Reading passage =>
↓↓↓
AE 730 Advanced Experimental Fluid Dynamics (3)
This course includes theory, operation and hands-on laboratory experiments on various flow measurement techniques including: multi-hole directional pitot probes, hot-wire anemometry, laser-Doppler velocimetry and particle image velocimetry. Flow visualization techniques including smoke injection, dye injection, helium bubbles, etc. are presented.
AE 731 Supersonic Aerodynamics Laboratory (1)
Supersonic wind tunnel and shock tube operations, techniques, and instrumentation are presented, as well as flow study and model testing.
AE 732 Flight Test Principles and Practice (3)
This course presents aerodynamic, structural and/or power plant instrumentation and measurement of aircraft in flight for analytical evaluation.
AE 743 Compressible Aerodynamics (3)
This course presents advanced supersonic flow theory for aircraft and space vehicles. Naiver-Stokes equations, method of characteristics, separated flows, and real gas effects are also presented.
AE 745 Applied Wing and Airfoil Theory (3)
Applications of potential flow theory to aerodynamics of airfoil sections, wings and wing-body combinations are presented. This course also provides an introduction to high angle-of-attack and transonic aerodynamics.
AE 746 Computational Fluid Dynamics (3)
This course presents applications of numerical techniques and digital computers in solving fluid flow problems. Solutions involving incompressible and compressible flows, and inviscid and viscous flows are also discussed. Also included are finite difference techniques for different types of partial differential equations governing the fluid flow.
AE 748 Helicopter Aerodynamics (3)
Included in this course are helicopter components and their functioning; rotor aerodynamics, performance, stability and control; aeroelastic and vibrations.
AE 750 Applied Optimal Control (3)
This course provides an introduction to optimal control for multi-input/multi-output control system design. Also discussed are continuous regulator and non-zero set point (servo) problems; advanced controller structures including control rate weighing and proportional-integral form, and problems taken from aerospace applications including autopilot designs.
AE 751 Advanced Airplane Dynamics (2)
This course presents theory of elastic airplane stability and control using quasi-steady math models. This course further provides an introduction to theory of nonlinear airplane stability and response behavior. Also included are roll and pitch coupling phenomena, and Lyapunov stability and approximate inverse Laplace transform methodology. Airplane response to atmospheric turbulence using power spectral density methods and Lagrangean dynamics are also presented. Prerequisite: AE 551
Coordinator: Dr. Richard Colgren
Topics: 1) Aerodynamic influence coefficients, 2) Structural influence coefficients, 3) Matrix solutions to elastic airplane stability and control derivatives, 4) Examples of nonlinear airplane responses, 5) Pitch and roll coupling, 6) Lyapunov stability theory, 7) Approximate inverse Laplace transforms applied to nonlinear differential equations, 8) Modeling of atmospheric turbulence, 9) Power spectral density, 10) Response of airplanes to turbulence, and 11) Lagrangean dynamics.
↑↑↑
Listed entries =>
↓↓↓
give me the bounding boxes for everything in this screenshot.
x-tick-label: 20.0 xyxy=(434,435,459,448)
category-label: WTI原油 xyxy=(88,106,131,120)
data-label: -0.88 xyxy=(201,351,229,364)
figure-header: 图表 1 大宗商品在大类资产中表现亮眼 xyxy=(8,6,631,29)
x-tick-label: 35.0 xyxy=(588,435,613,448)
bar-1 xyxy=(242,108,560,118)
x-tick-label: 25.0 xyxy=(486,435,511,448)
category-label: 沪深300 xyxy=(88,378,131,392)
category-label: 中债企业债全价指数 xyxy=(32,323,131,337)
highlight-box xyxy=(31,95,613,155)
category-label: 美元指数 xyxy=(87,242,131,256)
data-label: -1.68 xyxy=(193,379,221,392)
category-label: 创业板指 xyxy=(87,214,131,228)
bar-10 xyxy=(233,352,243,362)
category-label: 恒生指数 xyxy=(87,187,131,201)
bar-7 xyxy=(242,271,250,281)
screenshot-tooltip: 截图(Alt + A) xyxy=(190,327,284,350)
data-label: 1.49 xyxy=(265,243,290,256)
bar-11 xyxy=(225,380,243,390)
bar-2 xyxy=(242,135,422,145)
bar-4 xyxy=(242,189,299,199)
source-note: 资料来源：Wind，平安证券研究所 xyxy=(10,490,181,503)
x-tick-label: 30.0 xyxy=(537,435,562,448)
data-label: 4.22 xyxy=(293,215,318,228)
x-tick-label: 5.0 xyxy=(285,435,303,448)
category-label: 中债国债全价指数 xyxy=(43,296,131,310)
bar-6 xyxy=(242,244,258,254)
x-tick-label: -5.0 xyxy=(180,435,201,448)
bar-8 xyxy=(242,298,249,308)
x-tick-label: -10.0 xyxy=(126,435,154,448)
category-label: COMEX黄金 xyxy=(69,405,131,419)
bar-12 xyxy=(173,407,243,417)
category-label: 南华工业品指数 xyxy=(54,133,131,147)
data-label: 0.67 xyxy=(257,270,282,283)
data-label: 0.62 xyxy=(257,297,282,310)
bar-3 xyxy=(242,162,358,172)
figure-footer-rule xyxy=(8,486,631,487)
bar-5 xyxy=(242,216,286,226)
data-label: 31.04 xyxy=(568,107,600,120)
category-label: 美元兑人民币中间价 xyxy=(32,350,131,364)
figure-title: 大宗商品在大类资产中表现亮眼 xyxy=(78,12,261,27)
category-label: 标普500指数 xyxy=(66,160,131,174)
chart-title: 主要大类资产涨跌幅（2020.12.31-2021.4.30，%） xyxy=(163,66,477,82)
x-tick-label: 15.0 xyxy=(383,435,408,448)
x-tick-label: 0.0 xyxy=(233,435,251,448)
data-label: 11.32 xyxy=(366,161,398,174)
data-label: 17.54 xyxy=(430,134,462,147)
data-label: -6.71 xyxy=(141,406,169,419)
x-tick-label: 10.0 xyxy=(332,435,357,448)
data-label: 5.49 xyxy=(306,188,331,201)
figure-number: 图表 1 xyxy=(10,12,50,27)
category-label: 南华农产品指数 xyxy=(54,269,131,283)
↑↑↑
Stated exercise 1 => In the course listing, who is named as coordinator for AE 751 Advanced Airplane Dynamics?
Stated exercise 2 => List every flow measurement technique that the course listing names in the description of AE 730.
Stated exercise 3 => Transcribe the course listing word for word, beginning at the words "AE 748 Helicopter" and stopping after "Optimal Control (3)".

Full solution 1 => Dr. Richard Colgren

Full solution 2 => Multi-hole directional pitot probes, hot-wire anemometry, laser-Doppler velocimetry, particle image velocimetry

Full solution 3 =>
AE 748 Helicopter Aerodynamics (3)
Included in this course are helicopter components and their functioning; rotor aerodynamics, performance, stability and control; aeroelastic and vibrations.
AE 750 Applied Optimal Control (3)